:: DIRECTIVE ::
Copy all the material that follows, keeping every character the same.

:: RECORD EXTRACTS ::
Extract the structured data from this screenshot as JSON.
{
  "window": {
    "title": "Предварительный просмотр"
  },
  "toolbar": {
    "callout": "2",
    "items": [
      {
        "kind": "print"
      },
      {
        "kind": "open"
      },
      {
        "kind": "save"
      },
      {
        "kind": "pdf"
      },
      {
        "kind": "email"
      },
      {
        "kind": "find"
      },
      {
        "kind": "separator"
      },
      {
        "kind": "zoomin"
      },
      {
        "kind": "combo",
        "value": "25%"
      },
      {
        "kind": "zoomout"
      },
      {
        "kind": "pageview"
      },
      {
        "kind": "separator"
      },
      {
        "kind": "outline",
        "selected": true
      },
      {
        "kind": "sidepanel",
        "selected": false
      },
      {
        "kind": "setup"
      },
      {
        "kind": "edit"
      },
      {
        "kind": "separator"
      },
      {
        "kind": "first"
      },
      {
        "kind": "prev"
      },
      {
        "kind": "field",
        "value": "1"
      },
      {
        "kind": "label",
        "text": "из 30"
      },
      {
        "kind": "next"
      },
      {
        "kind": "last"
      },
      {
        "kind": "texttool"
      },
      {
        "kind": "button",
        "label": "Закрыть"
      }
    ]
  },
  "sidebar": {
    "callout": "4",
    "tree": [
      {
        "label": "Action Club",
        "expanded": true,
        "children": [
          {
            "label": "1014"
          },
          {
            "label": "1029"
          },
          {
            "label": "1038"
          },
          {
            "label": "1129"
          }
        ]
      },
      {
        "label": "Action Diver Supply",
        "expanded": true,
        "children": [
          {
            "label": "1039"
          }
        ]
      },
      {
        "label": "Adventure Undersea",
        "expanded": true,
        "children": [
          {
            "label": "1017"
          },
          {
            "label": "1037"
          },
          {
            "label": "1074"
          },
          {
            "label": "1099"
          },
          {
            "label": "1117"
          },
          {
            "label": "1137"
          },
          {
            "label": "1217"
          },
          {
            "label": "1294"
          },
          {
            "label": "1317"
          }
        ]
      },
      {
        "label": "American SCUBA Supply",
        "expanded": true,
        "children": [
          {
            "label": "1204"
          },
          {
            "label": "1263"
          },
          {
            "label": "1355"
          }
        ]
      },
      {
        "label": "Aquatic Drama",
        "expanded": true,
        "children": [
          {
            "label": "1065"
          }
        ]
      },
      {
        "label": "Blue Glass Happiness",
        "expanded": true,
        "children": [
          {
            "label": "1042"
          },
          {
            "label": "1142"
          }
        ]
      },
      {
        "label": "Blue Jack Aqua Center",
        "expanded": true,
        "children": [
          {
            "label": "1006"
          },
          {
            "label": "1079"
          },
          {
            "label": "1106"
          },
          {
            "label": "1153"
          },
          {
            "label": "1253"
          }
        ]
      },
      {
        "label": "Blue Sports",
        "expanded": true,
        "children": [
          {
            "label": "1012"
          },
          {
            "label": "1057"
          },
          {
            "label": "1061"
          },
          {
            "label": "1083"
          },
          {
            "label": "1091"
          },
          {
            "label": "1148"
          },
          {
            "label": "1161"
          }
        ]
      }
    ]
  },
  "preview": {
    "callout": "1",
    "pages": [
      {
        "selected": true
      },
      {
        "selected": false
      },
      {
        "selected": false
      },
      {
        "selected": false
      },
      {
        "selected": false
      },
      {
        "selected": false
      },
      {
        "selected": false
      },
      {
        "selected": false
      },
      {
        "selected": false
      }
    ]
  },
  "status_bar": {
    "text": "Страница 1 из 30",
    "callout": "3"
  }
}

:: SOLUTION TO THIS EXERCISE ::
Extract the structured data from this screenshot as JSON.
{
  "window": {
    "title": "Предварительный просмотр"
  },
  "toolbar": {
    "callout": "2",
    "items": [
      {
        "kind": "print"
      },
      {
        "kind": "open"
      },
      {
        "kind": "save"
      },
      {
        "kind": "pdf"
      },
      {
        "kind": "email"
      },
      {
        "kind": "find"
      },
      {
        "kind": "separator"
      },
      {
        "kind": "zoomin"
      },
      {
        "kind": "combo",
        "value": "25%"
      },
      {
        "kind": "zoomout"
      },
      {
        "kind": "pageview"
      },
      {
        "kind": "separator"
      },
      {
        "kind": "outline",
        "selected": true
      },
      {
        "kind": "sidepanel",
        "selected": false
      },
      {
        "kind": "setup"
      },
      {
        "kind": "edit"
      },
      {
        "kind": "separator"
      },
      {
        "kind": "first"
      },
      {
        "kind": "prev"
      },
      {
        "kind": "field",
        "value": "1"
      },
      {
        "kind": "label",
        "text": "из 30"
      },
      {
        "kind": "next"
      },
      {
        "kind": "last"
      },
      {
        "kind": "texttool"
      },
      {
        "kind": "button",
        "label": "Закрыть"
      }
    ]
  },
  "sidebar": {
    "callout": "4",
    "tree": [
      {
        "label": "Action Club",
        "expanded": true,
        "children": [
          {
            "label": "1014"
          },
          {
            "label": "1029"
          },
          {
            "label": "1038"
          },
          {
            "label": "1129"
          }
        ]
      },
      {
        "label": "Action Diver Supply",
        "expanded": true,
        "children": [
          {
            "label": "1039"
          }
        ]
      },
      {
        "label": "Adventure Undersea",
        "expanded": true,
        "children": [
          {
            "label": "1017"
          },
          {
            "label": "1037"
          },
          {
            "label": "1074"
          },
          {
            "label": "1099"
          },
          {
            "label": "1117"
          },
          {
            "label": "1137"
          },
          {
            "label": "1217"
          },
          {
            "label": "1294"
          },
          {
            "label": "1317"
          }
        ]
      },
      {
        "label": "American SCUBA Supply",
        "expanded": true,
        "children": [
          {
            "label": "1204"
          },
          {
            "label": "1263"
          },
          {
            "label": "1355"
          }
        ]
      },
      {
        "label": "Aquatic Drama",
        "expanded": true,
        "children": [
          {
            "label": "1065"
          }
        ]
      },
      {
        "label": "Blue Glass Happiness",
        "expanded": true,
        "children": [
          {
            "label": "1042"
          },
          {
            "label": "1142"
          }
        ]
      },
      {
        "label": "Blue Jack Aqua Center",
        "expanded": true,
        "children": [
          {
            "label": "1006"
          },
          {
            "label": "1079"
          },
          {
            "label": "1106"
          },
          {
            "label": "1153"
          },
          {
            "label": "1253"
          }
        ]
      },
      {
        "label": "Blue Sports",
        "expanded": true,
        "children": [
          {
            "label": "1012"
          },
          {
            "label": "1057"
          },
          {
            "label": "1061"
          },
          {
            "label": "1083"
          },
          {
            "label": "1091"
          },
          {
            "label": "1148"
          },
          {
            "label": "1161"
          }
        ]
      }
    ]
  },
  "preview": {
    "callout": "1",
    "pages": [
      {
        "selected": true
      },
      {
        "selected": false
      },
      {
        "selected": false
      },
      {
        "selected": false
      },
      {
        "selected": false
      },
      {
        "selected": false
      },
      {
        "selected": false
      },
      {
        "selected": false
      },
      {
        "selected": false
      }
    ]
  },
  "status_bar": {
    "text": "Страница 1 из 30",
    "callout": "3"
  }
}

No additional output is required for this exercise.